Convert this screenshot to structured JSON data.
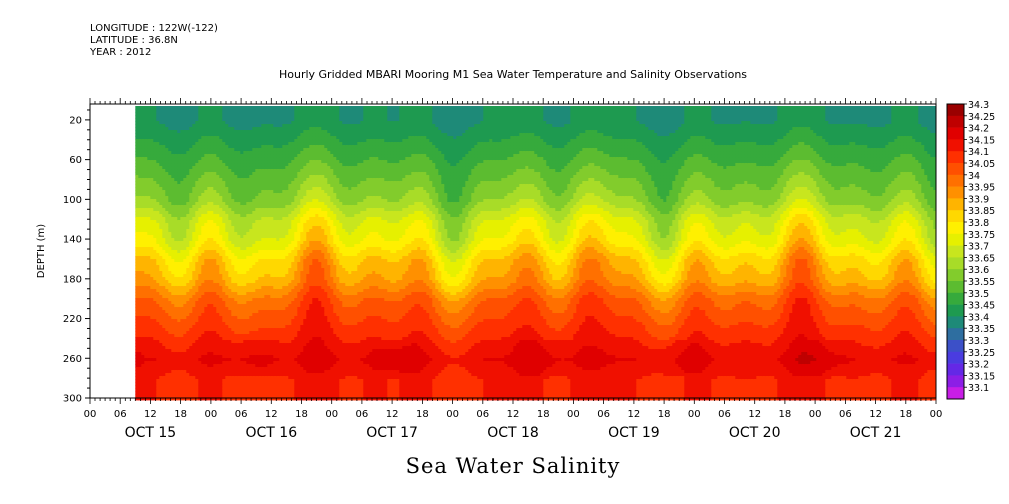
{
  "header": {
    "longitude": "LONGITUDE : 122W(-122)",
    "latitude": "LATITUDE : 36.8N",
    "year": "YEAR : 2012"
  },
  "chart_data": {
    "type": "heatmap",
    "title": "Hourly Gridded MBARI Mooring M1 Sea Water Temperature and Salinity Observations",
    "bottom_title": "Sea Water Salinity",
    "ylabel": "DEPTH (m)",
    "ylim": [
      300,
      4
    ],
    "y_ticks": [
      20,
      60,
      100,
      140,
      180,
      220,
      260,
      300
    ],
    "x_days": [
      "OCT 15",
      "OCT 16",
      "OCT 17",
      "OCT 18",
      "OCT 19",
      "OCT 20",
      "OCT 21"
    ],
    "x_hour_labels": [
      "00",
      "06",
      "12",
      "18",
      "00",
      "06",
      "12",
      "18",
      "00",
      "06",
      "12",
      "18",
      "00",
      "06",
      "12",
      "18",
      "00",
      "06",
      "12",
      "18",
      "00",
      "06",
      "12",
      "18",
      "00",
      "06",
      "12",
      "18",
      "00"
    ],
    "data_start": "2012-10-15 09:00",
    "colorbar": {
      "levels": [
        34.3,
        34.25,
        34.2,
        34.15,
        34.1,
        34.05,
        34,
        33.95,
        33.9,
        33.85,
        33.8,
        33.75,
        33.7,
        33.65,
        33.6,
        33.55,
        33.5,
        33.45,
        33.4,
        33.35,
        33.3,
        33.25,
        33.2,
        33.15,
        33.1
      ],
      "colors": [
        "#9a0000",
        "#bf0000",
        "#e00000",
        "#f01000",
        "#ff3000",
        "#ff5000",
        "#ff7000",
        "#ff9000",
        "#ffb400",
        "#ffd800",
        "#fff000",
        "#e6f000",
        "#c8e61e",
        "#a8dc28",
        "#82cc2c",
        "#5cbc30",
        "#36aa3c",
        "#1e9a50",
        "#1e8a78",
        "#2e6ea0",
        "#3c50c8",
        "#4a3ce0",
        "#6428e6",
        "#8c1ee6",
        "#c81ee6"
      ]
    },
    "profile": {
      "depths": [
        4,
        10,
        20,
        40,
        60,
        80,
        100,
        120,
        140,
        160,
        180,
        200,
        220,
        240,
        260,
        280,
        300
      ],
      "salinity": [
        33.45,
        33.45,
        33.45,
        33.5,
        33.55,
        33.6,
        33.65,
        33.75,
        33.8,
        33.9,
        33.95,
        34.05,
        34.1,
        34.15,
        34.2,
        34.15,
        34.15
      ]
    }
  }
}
════════════════════
> [OBJECTIVE] Pull out every line in the material above where "Water" occurs.

> [ANSWER TO THE PROBLEM]
    "title": "Hourly Gridded MBARI Mooring M1 Sea Water Temperature and Salinity Observations",
    "bottom_title": "Sea Water Salinity",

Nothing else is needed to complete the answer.